┌──

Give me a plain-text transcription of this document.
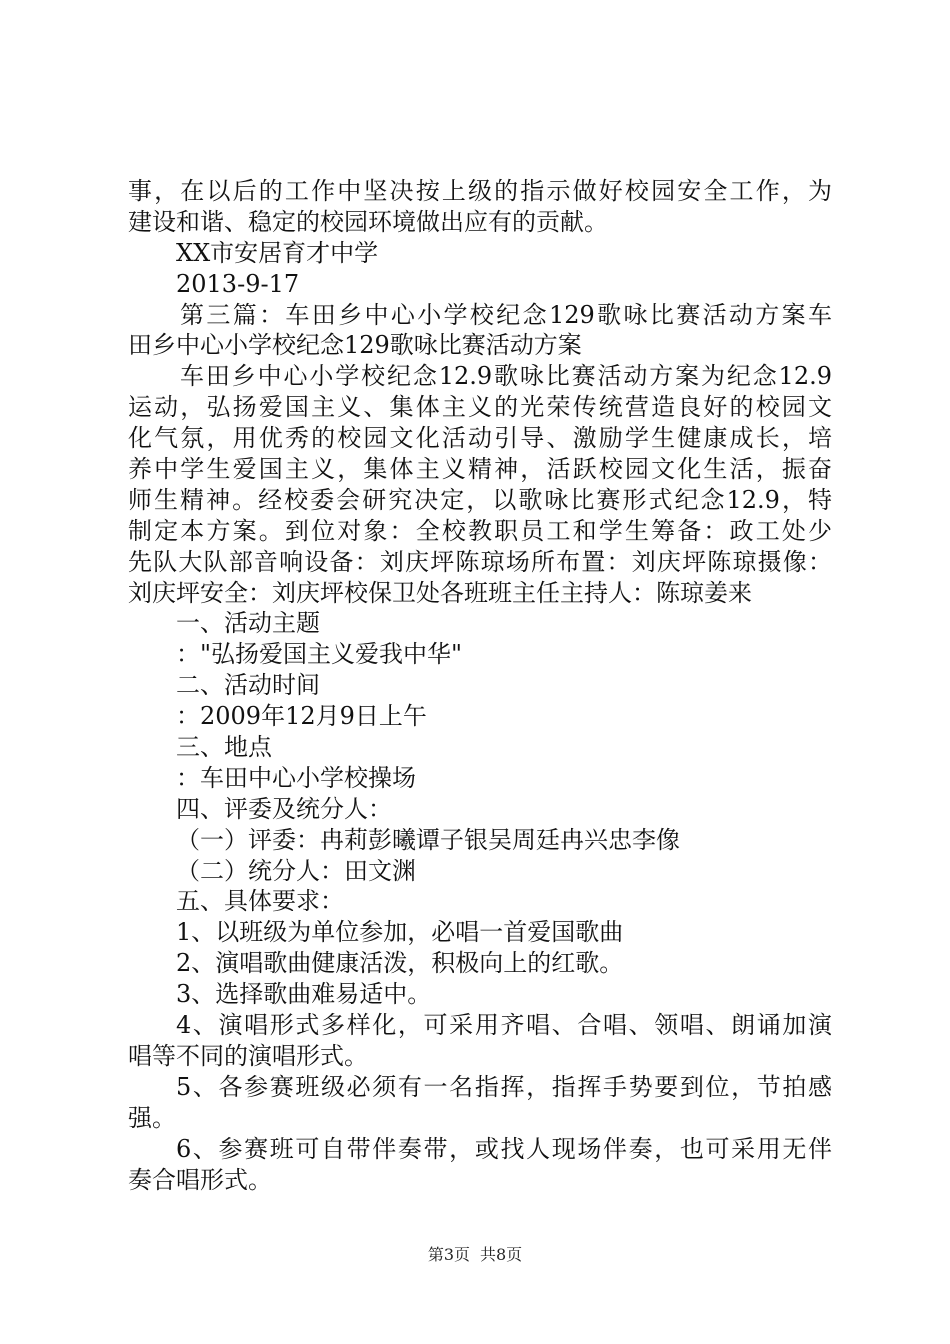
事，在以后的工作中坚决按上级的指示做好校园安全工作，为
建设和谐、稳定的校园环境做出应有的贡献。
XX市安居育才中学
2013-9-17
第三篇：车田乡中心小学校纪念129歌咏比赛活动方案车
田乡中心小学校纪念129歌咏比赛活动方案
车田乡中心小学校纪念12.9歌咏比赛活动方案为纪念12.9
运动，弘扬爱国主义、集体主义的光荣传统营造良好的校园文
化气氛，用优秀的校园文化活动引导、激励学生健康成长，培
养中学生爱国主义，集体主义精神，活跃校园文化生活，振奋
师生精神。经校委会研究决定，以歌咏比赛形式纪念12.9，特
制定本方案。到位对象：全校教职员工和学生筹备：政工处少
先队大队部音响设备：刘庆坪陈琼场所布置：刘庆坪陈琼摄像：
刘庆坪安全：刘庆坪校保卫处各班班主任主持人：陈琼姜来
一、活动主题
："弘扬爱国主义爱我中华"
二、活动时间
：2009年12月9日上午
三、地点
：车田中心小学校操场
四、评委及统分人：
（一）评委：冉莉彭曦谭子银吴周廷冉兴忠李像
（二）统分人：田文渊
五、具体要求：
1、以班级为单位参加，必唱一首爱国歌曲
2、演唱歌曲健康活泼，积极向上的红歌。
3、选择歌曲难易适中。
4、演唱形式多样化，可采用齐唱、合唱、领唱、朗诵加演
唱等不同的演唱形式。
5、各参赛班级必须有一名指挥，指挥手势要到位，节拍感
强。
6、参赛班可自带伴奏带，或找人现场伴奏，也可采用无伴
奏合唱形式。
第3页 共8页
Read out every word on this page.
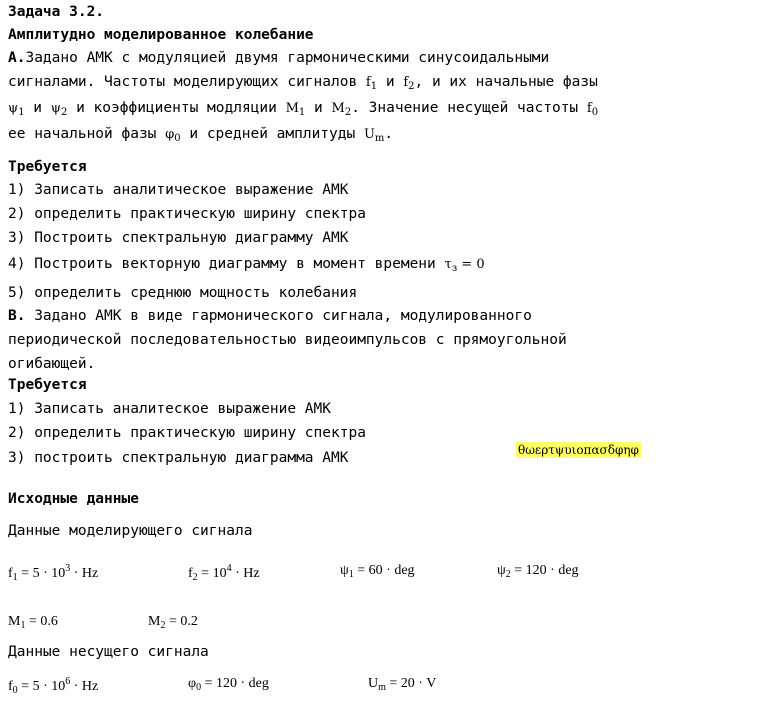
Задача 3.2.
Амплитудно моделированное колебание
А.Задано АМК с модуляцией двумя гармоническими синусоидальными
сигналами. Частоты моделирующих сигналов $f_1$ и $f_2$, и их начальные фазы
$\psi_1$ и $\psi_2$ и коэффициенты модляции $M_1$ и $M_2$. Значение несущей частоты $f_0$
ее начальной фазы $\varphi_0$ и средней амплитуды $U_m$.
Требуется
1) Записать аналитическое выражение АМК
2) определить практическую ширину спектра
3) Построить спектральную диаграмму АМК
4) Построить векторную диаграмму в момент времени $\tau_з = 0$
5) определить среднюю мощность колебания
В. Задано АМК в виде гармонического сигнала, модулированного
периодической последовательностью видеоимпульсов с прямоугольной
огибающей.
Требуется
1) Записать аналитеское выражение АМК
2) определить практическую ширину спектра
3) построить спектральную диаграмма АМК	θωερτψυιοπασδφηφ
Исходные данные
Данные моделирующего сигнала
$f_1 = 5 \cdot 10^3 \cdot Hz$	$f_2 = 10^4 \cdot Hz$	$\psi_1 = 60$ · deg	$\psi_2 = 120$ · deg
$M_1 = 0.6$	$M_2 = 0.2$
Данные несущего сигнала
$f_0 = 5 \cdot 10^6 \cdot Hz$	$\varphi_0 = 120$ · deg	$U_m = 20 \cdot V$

└──
┌──

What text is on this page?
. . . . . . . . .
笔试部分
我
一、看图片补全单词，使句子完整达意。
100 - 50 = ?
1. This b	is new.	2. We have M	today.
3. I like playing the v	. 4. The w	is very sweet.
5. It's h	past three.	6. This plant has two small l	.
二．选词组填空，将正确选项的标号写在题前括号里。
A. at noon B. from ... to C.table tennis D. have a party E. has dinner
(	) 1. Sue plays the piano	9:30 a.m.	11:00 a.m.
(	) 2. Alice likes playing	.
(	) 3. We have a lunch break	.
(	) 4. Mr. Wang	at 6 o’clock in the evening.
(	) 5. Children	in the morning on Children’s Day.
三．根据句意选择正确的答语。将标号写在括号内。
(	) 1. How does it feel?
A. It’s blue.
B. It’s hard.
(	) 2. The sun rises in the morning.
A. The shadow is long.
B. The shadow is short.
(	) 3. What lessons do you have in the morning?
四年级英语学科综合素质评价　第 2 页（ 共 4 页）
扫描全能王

└──

Search the lines for the string "спектральную" and copy every line that has it.

**Finished task**:
3) Построить спектральную диаграмму АМК
3) построить спектральную диаграмма АМК	θωερτψυιοπασδφηφ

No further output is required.